### WHAT IS EXPECTED
Copy each line that holds "cavity".
↓↓↓
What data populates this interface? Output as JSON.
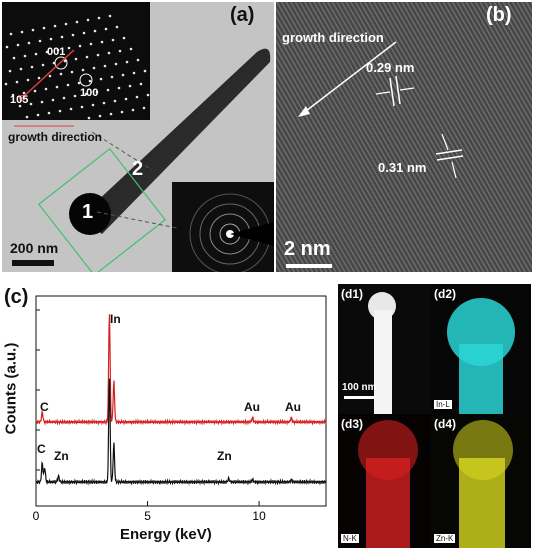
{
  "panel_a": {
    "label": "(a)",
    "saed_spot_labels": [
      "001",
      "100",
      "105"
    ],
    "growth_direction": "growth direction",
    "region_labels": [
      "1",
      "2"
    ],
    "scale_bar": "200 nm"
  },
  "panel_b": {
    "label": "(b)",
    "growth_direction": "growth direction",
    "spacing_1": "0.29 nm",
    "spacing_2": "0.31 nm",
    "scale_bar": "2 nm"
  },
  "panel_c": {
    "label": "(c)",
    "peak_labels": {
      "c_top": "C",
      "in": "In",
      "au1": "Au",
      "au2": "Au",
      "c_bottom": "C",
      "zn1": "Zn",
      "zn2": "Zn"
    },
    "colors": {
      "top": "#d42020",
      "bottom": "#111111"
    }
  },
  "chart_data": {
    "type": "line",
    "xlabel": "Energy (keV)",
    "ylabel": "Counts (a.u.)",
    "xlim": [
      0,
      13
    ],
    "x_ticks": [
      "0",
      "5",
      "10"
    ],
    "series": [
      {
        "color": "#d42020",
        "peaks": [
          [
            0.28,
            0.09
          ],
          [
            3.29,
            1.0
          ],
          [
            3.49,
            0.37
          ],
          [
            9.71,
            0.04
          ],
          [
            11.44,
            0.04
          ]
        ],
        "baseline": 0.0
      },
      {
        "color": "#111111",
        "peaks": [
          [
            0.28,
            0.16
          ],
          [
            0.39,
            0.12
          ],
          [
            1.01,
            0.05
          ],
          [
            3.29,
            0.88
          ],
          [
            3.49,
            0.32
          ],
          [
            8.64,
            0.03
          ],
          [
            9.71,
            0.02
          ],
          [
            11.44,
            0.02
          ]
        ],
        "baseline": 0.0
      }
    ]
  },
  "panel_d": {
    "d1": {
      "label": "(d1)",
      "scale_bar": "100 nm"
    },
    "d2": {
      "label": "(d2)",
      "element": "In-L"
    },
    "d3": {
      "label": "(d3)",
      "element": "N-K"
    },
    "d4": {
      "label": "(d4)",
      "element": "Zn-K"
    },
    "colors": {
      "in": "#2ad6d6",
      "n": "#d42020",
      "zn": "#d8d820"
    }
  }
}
↑↑↑
↓↓↓
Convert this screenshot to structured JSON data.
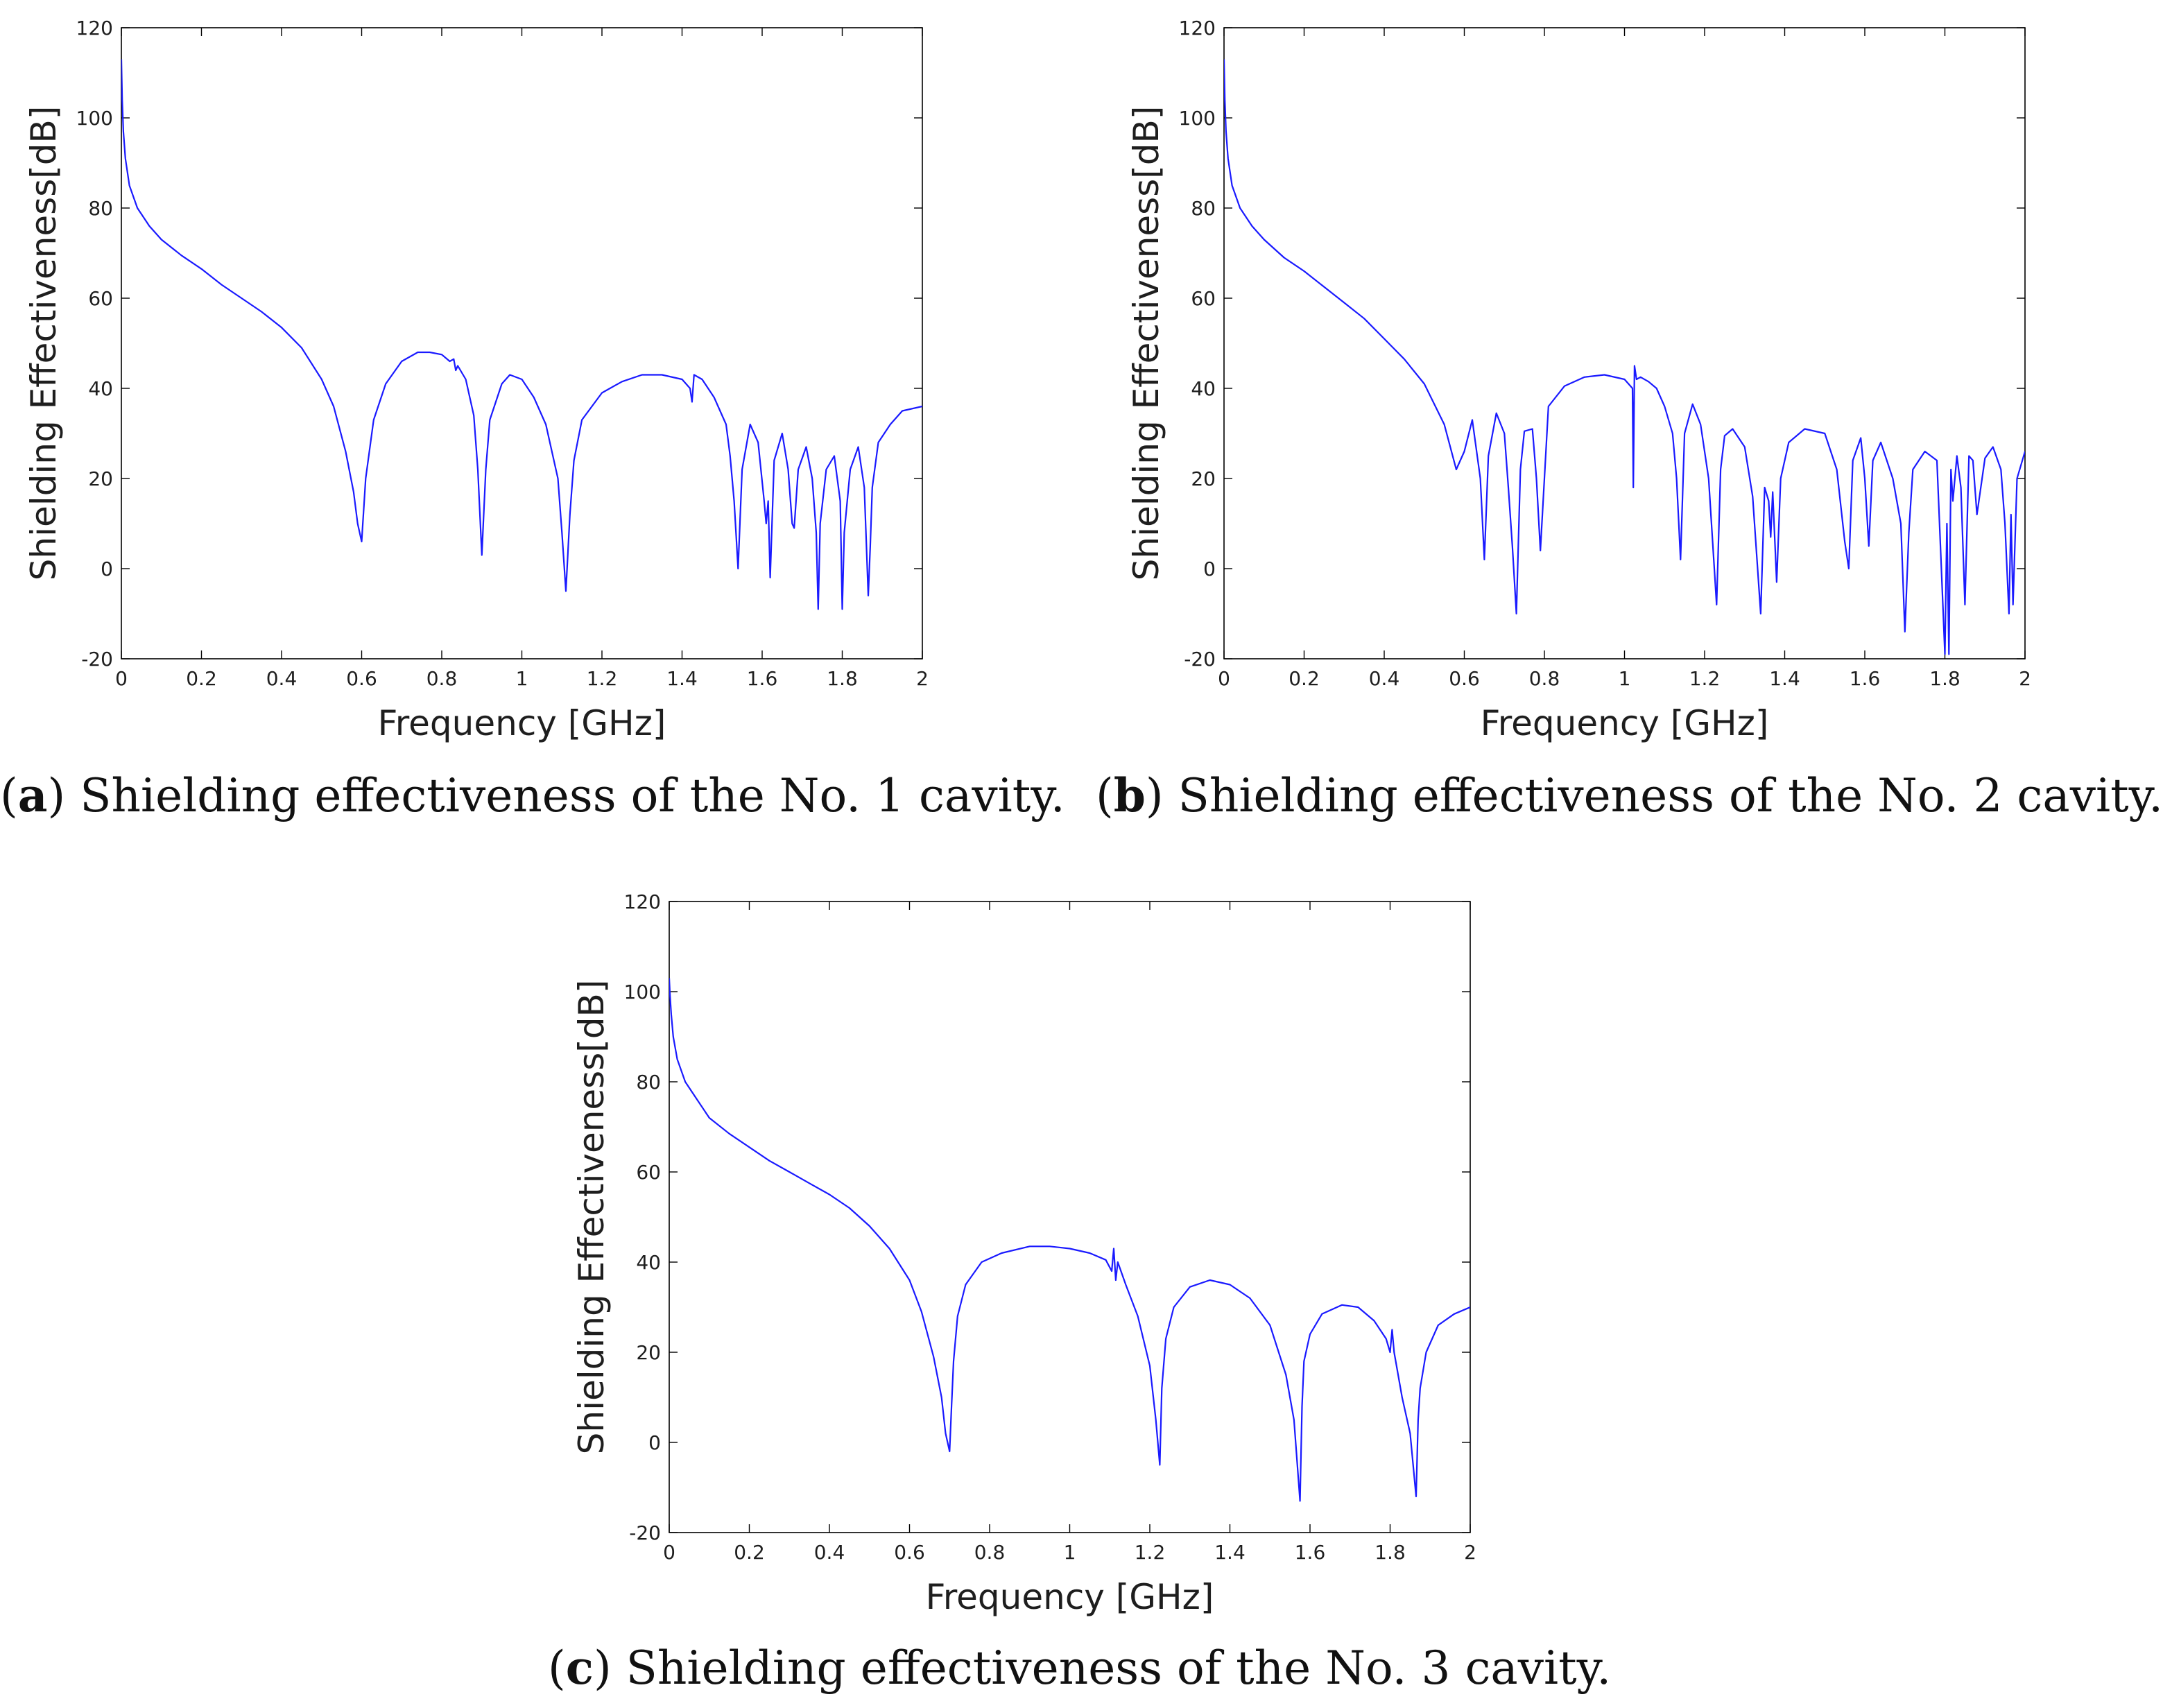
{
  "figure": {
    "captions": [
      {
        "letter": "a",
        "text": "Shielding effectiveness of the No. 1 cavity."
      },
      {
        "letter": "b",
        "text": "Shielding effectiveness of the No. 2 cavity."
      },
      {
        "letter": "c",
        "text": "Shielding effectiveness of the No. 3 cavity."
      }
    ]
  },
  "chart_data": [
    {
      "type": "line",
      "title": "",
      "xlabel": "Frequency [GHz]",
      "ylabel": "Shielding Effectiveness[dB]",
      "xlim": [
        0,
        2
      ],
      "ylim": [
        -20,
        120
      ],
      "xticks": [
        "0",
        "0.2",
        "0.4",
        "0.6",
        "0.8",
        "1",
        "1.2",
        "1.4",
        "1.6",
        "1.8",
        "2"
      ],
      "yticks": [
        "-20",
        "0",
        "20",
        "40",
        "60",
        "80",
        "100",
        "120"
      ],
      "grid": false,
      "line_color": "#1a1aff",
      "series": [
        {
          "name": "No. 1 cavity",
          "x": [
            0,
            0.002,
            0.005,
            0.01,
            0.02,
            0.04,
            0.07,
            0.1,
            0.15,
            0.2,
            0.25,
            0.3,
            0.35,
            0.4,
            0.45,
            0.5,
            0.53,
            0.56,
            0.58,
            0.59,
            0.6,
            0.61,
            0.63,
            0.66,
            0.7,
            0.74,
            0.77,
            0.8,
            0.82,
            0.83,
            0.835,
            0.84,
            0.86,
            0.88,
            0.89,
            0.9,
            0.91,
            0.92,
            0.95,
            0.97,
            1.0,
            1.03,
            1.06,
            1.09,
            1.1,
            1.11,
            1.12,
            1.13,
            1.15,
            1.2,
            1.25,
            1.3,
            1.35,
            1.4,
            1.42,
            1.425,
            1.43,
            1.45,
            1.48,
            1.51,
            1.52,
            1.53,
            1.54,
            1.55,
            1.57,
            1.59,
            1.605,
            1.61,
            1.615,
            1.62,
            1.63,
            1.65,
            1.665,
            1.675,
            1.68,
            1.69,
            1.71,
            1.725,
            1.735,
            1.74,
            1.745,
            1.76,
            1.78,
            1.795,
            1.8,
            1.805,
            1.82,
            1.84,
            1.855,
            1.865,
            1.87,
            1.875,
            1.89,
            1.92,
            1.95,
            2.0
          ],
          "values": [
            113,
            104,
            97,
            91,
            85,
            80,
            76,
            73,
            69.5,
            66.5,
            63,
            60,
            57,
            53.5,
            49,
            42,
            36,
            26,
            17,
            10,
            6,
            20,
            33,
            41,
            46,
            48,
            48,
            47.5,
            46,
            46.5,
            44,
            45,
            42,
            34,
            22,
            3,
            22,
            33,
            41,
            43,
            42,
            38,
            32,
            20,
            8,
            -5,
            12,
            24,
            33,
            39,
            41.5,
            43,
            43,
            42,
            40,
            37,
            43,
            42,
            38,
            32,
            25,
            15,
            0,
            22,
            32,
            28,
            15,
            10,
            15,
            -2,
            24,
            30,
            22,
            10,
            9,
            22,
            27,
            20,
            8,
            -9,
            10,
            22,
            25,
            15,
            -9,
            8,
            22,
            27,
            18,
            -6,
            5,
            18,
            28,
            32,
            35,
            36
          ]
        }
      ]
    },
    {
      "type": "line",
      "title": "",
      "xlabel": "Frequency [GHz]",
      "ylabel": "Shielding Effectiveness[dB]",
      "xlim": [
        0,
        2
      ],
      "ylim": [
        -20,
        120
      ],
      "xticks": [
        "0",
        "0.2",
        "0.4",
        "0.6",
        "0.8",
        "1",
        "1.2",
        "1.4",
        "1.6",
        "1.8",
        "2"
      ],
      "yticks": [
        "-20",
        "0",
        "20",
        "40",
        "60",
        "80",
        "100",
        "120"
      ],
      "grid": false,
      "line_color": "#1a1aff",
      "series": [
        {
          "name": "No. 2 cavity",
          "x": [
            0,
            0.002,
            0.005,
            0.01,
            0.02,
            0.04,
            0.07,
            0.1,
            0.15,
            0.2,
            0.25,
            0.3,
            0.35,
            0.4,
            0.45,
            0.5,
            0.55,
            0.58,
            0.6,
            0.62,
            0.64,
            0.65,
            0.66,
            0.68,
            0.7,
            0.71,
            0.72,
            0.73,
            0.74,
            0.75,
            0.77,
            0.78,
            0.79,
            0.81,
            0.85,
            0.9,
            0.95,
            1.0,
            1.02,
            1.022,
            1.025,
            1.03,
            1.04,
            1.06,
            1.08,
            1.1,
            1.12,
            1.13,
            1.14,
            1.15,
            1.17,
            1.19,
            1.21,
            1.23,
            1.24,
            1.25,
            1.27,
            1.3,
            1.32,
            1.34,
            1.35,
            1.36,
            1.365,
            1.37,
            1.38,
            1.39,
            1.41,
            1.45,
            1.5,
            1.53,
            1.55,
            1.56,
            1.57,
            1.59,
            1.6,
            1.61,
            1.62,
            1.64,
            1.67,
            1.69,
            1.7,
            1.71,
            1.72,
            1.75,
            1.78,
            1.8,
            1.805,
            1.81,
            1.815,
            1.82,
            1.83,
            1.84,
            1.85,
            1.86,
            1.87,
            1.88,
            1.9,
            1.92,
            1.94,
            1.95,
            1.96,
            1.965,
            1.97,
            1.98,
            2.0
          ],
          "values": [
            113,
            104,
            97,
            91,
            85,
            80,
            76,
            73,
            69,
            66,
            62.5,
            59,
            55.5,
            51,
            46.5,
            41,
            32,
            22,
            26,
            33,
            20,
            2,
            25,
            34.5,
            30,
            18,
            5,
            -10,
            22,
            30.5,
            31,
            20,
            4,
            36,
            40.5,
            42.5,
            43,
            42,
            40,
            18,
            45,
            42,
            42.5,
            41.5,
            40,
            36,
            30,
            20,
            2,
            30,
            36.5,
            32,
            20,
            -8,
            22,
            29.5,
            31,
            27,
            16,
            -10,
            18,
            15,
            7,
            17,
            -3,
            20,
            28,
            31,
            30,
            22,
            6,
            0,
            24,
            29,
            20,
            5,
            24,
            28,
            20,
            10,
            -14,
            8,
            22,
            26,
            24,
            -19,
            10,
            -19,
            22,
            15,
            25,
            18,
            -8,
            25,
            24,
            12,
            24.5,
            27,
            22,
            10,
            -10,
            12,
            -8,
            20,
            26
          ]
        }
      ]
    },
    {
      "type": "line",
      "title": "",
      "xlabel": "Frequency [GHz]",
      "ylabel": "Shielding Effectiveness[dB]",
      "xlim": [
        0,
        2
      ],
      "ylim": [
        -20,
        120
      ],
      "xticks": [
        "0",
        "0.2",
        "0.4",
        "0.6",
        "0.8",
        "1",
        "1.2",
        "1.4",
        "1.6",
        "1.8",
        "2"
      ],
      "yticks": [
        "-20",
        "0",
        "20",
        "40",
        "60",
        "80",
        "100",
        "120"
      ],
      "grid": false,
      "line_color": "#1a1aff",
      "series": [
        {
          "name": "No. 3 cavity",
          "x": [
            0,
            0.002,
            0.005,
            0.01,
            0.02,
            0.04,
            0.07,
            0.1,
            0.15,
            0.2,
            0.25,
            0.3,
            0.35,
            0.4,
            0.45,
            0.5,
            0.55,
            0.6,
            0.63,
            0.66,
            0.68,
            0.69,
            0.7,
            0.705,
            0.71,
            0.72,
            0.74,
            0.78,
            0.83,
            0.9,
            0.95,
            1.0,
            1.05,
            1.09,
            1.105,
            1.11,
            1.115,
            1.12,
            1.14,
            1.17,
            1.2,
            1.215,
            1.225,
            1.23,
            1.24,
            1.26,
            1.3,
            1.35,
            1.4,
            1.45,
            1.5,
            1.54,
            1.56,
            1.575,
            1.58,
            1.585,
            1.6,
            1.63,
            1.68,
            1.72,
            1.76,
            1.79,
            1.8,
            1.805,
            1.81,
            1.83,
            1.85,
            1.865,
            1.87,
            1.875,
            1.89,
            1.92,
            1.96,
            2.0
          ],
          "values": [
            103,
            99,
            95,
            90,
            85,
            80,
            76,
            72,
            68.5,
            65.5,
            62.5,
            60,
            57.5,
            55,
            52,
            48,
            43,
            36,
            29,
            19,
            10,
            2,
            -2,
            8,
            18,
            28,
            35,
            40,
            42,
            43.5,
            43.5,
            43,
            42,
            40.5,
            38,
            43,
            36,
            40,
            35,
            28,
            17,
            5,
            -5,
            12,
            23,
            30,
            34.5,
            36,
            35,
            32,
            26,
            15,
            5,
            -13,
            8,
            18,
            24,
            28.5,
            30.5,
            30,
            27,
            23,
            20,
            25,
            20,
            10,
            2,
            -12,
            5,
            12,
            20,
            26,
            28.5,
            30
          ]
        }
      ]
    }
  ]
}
↑↑↑
### SOLUTION TO THE EXERCISE
        "text": "Shielding effectiveness of the No. 1 cavity."
        "text": "Shielding effectiveness of the No. 2 cavity."
        "text": "Shielding effectiveness of the No. 3 cavity."
          "name": "No. 1 cavity",
          "name": "No. 2 cavity",
          "name": "No. 3 cavity",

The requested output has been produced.